--- Begin Data rows ---

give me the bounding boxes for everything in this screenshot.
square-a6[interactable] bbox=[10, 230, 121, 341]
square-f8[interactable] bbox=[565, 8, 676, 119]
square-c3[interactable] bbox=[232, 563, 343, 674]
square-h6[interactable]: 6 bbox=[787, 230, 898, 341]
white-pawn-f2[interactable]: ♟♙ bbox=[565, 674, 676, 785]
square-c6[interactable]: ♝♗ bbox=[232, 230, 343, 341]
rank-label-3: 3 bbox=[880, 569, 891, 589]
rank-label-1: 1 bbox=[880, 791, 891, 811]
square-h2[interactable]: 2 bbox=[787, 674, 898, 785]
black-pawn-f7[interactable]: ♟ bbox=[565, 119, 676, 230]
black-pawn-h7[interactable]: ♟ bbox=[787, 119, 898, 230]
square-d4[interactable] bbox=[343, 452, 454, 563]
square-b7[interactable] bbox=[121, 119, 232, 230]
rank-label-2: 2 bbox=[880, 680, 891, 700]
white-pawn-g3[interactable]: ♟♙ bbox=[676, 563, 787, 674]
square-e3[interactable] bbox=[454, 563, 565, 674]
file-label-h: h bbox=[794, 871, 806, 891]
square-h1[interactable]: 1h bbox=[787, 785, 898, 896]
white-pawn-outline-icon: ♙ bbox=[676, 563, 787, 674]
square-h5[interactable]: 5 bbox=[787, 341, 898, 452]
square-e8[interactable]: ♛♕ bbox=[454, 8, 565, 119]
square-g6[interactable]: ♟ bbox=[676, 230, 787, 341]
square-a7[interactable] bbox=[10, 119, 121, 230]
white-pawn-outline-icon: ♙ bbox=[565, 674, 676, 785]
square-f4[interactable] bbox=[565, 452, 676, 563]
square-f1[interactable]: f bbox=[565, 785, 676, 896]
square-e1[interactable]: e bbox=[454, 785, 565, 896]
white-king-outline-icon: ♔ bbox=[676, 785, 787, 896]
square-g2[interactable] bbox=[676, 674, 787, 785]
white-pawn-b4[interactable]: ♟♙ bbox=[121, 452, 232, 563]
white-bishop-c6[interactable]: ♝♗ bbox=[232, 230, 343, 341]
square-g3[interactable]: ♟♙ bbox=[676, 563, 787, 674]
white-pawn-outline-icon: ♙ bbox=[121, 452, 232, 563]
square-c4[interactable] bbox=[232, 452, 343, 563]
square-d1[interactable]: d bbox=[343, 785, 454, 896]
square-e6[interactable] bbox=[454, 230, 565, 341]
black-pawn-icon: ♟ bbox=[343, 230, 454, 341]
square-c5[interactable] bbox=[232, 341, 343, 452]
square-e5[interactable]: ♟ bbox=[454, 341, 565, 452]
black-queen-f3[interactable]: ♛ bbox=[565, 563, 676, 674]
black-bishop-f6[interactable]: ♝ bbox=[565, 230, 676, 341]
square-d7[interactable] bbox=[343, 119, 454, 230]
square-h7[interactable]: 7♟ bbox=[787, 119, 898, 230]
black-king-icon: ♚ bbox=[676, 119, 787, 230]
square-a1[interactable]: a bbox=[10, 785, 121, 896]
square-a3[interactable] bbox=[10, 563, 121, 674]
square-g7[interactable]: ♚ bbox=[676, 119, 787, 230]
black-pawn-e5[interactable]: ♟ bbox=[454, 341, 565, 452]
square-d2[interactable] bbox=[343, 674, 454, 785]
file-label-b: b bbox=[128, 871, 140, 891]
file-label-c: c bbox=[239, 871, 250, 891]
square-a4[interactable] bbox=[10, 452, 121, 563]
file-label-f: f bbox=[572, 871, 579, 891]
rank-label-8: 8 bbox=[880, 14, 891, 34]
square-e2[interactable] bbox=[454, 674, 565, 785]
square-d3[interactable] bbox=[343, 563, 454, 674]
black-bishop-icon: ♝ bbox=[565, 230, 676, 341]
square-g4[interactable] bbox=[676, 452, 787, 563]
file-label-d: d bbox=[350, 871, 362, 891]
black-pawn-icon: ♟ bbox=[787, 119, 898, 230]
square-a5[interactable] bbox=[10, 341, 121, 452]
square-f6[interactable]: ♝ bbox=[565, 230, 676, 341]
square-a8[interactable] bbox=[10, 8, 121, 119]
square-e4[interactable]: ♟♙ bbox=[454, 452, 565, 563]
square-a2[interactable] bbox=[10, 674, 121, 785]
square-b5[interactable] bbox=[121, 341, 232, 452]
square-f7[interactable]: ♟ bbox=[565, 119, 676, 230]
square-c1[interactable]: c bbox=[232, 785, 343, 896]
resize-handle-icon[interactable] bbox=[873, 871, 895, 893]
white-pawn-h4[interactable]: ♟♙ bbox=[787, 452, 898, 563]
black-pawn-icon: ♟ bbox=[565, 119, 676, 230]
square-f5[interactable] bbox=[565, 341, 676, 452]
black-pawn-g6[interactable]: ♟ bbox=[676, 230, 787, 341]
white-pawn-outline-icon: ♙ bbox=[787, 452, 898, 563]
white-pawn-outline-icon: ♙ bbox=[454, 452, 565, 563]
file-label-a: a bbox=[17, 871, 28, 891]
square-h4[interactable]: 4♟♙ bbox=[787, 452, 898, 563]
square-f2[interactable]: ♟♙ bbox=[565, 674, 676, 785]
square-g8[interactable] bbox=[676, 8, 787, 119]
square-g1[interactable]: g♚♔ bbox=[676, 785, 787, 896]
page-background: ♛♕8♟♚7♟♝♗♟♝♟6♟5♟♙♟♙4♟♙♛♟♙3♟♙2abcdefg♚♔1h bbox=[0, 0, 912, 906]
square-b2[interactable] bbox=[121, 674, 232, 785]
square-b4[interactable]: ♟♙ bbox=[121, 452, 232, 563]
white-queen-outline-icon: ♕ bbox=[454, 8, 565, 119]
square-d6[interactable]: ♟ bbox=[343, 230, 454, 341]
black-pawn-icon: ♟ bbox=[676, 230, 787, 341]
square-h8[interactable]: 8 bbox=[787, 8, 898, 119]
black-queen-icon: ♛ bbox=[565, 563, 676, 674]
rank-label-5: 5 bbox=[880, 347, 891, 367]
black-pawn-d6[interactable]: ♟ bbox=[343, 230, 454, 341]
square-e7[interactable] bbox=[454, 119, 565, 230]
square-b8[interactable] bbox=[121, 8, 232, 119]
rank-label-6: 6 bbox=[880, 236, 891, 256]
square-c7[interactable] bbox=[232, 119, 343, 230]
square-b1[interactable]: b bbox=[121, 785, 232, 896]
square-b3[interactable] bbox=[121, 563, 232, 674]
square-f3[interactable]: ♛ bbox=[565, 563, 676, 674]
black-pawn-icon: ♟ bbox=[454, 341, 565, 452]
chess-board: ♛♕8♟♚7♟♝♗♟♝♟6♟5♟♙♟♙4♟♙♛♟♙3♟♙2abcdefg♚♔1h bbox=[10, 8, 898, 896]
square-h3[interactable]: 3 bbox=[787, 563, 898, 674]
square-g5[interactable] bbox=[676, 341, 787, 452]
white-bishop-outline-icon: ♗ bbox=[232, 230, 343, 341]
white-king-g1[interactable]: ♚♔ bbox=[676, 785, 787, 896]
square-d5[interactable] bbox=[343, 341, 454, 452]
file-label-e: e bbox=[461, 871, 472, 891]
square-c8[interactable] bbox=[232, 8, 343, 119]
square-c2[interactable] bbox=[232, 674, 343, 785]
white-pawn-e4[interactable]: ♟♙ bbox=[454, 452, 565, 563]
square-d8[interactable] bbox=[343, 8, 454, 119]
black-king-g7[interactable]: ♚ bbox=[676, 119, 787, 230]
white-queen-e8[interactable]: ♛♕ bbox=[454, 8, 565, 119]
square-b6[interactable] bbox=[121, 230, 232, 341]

--- End Data rows ---

- [Exercise objective]
Copy out every row above word for word, with no changes.

- [Expected output]
give me the bounding boxes for everything in this screenshot.
square-a6[interactable] bbox=[10, 230, 121, 341]
square-f8[interactable] bbox=[565, 8, 676, 119]
square-c3[interactable] bbox=[232, 563, 343, 674]
square-h6[interactable]: 6 bbox=[787, 230, 898, 341]
white-pawn-f2[interactable]: ♟♙ bbox=[565, 674, 676, 785]
square-c6[interactable]: ♝♗ bbox=[232, 230, 343, 341]
rank-label-3: 3 bbox=[880, 569, 891, 589]
rank-label-1: 1 bbox=[880, 791, 891, 811]
square-h2[interactable]: 2 bbox=[787, 674, 898, 785]
black-pawn-f7[interactable]: ♟ bbox=[565, 119, 676, 230]
black-pawn-h7[interactable]: ♟ bbox=[787, 119, 898, 230]
square-d4[interactable] bbox=[343, 452, 454, 563]
square-b7[interactable] bbox=[121, 119, 232, 230]
rank-label-2: 2 bbox=[880, 680, 891, 700]
white-pawn-g3[interactable]: ♟♙ bbox=[676, 563, 787, 674]
square-e3[interactable] bbox=[454, 563, 565, 674]
file-label-h: h bbox=[794, 871, 806, 891]
square-h1[interactable]: 1h bbox=[787, 785, 898, 896]
white-pawn-outline-icon: ♙ bbox=[676, 563, 787, 674]
square-h5[interactable]: 5 bbox=[787, 341, 898, 452]
square-e8[interactable]: ♛♕ bbox=[454, 8, 565, 119]
square-g6[interactable]: ♟ bbox=[676, 230, 787, 341]
square-a7[interactable] bbox=[10, 119, 121, 230]
white-pawn-outline-icon: ♙ bbox=[565, 674, 676, 785]
square-f4[interactable] bbox=[565, 452, 676, 563]
square-f1[interactable]: f bbox=[565, 785, 676, 896]
square-e1[interactable]: e bbox=[454, 785, 565, 896]
white-king-outline-icon: ♔ bbox=[676, 785, 787, 896]
square-g2[interactable] bbox=[676, 674, 787, 785]
white-pawn-b4[interactable]: ♟♙ bbox=[121, 452, 232, 563]
white-bishop-c6[interactable]: ♝♗ bbox=[232, 230, 343, 341]
square-g3[interactable]: ♟♙ bbox=[676, 563, 787, 674]
white-pawn-outline-icon: ♙ bbox=[121, 452, 232, 563]
square-c4[interactable] bbox=[232, 452, 343, 563]
square-d1[interactable]: d bbox=[343, 785, 454, 896]
square-e6[interactable] bbox=[454, 230, 565, 341]
black-pawn-icon: ♟ bbox=[343, 230, 454, 341]
square-c5[interactable] bbox=[232, 341, 343, 452]
square-e5[interactable]: ♟ bbox=[454, 341, 565, 452]
black-queen-f3[interactable]: ♛ bbox=[565, 563, 676, 674]
black-bishop-f6[interactable]: ♝ bbox=[565, 230, 676, 341]
square-d7[interactable] bbox=[343, 119, 454, 230]
square-h7[interactable]: 7♟ bbox=[787, 119, 898, 230]
black-king-icon: ♚ bbox=[676, 119, 787, 230]
square-a1[interactable]: a bbox=[10, 785, 121, 896]
square-a3[interactable] bbox=[10, 563, 121, 674]
square-g7[interactable]: ♚ bbox=[676, 119, 787, 230]
black-pawn-e5[interactable]: ♟ bbox=[454, 341, 565, 452]
square-d2[interactable] bbox=[343, 674, 454, 785]
file-label-b: b bbox=[128, 871, 140, 891]
file-label-c: c bbox=[239, 871, 250, 891]
square-a4[interactable] bbox=[10, 452, 121, 563]
file-label-f: f bbox=[572, 871, 579, 891]
rank-label-8: 8 bbox=[880, 14, 891, 34]
square-e2[interactable] bbox=[454, 674, 565, 785]
square-d3[interactable] bbox=[343, 563, 454, 674]
black-bishop-icon: ♝ bbox=[565, 230, 676, 341]
square-g4[interactable] bbox=[676, 452, 787, 563]
file-label-d: d bbox=[350, 871, 362, 891]
black-pawn-icon: ♟ bbox=[787, 119, 898, 230]
square-a5[interactable] bbox=[10, 341, 121, 452]
square-f6[interactable]: ♝ bbox=[565, 230, 676, 341]
square-a8[interactable] bbox=[10, 8, 121, 119]
square-e4[interactable]: ♟♙ bbox=[454, 452, 565, 563]
square-a2[interactable] bbox=[10, 674, 121, 785]
square-b5[interactable] bbox=[121, 341, 232, 452]
square-f7[interactable]: ♟ bbox=[565, 119, 676, 230]
square-c1[interactable]: c bbox=[232, 785, 343, 896]
resize-handle-icon[interactable] bbox=[873, 871, 895, 893]
white-pawn-h4[interactable]: ♟♙ bbox=[787, 452, 898, 563]
black-pawn-icon: ♟ bbox=[565, 119, 676, 230]
square-f5[interactable] bbox=[565, 341, 676, 452]
black-pawn-g6[interactable]: ♟ bbox=[676, 230, 787, 341]
white-pawn-outline-icon: ♙ bbox=[787, 452, 898, 563]
white-pawn-outline-icon: ♙ bbox=[454, 452, 565, 563]
file-label-a: a bbox=[17, 871, 28, 891]
square-h4[interactable]: 4♟♙ bbox=[787, 452, 898, 563]
square-f2[interactable]: ♟♙ bbox=[565, 674, 676, 785]
square-g8[interactable] bbox=[676, 8, 787, 119]
square-g1[interactable]: g♚♔ bbox=[676, 785, 787, 896]
page-background: ♛♕8♟♚7♟♝♗♟♝♟6♟5♟♙♟♙4♟♙♛♟♙3♟♙2abcdefg♚♔1h bbox=[0, 0, 912, 906]
square-b2[interactable] bbox=[121, 674, 232, 785]
square-b4[interactable]: ♟♙ bbox=[121, 452, 232, 563]
white-queen-outline-icon: ♕ bbox=[454, 8, 565, 119]
square-d6[interactable]: ♟ bbox=[343, 230, 454, 341]
black-pawn-icon: ♟ bbox=[676, 230, 787, 341]
square-h8[interactable]: 8 bbox=[787, 8, 898, 119]
black-queen-icon: ♛ bbox=[565, 563, 676, 674]
rank-label-5: 5 bbox=[880, 347, 891, 367]
black-pawn-d6[interactable]: ♟ bbox=[343, 230, 454, 341]
square-e7[interactable] bbox=[454, 119, 565, 230]
square-b8[interactable] bbox=[121, 8, 232, 119]
rank-label-6: 6 bbox=[880, 236, 891, 256]
square-c7[interactable] bbox=[232, 119, 343, 230]
square-b1[interactable]: b bbox=[121, 785, 232, 896]
square-b3[interactable] bbox=[121, 563, 232, 674]
square-f3[interactable]: ♛ bbox=[565, 563, 676, 674]
black-pawn-icon: ♟ bbox=[454, 341, 565, 452]
chess-board: ♛♕8♟♚7♟♝♗♟♝♟6♟5♟♙♟♙4♟♙♛♟♙3♟♙2abcdefg♚♔1h bbox=[10, 8, 898, 896]
square-h3[interactable]: 3 bbox=[787, 563, 898, 674]
square-g5[interactable] bbox=[676, 341, 787, 452]
white-bishop-outline-icon: ♗ bbox=[232, 230, 343, 341]
white-king-g1[interactable]: ♚♔ bbox=[676, 785, 787, 896]
square-d5[interactable] bbox=[343, 341, 454, 452]
file-label-e: e bbox=[461, 871, 472, 891]
square-c8[interactable] bbox=[232, 8, 343, 119]
square-c2[interactable] bbox=[232, 674, 343, 785]
white-pawn-e4[interactable]: ♟♙ bbox=[454, 452, 565, 563]
square-d8[interactable] bbox=[343, 8, 454, 119]
black-king-g7[interactable]: ♚ bbox=[676, 119, 787, 230]
white-queen-e8[interactable]: ♛♕ bbox=[454, 8, 565, 119]
square-b6[interactable] bbox=[121, 230, 232, 341]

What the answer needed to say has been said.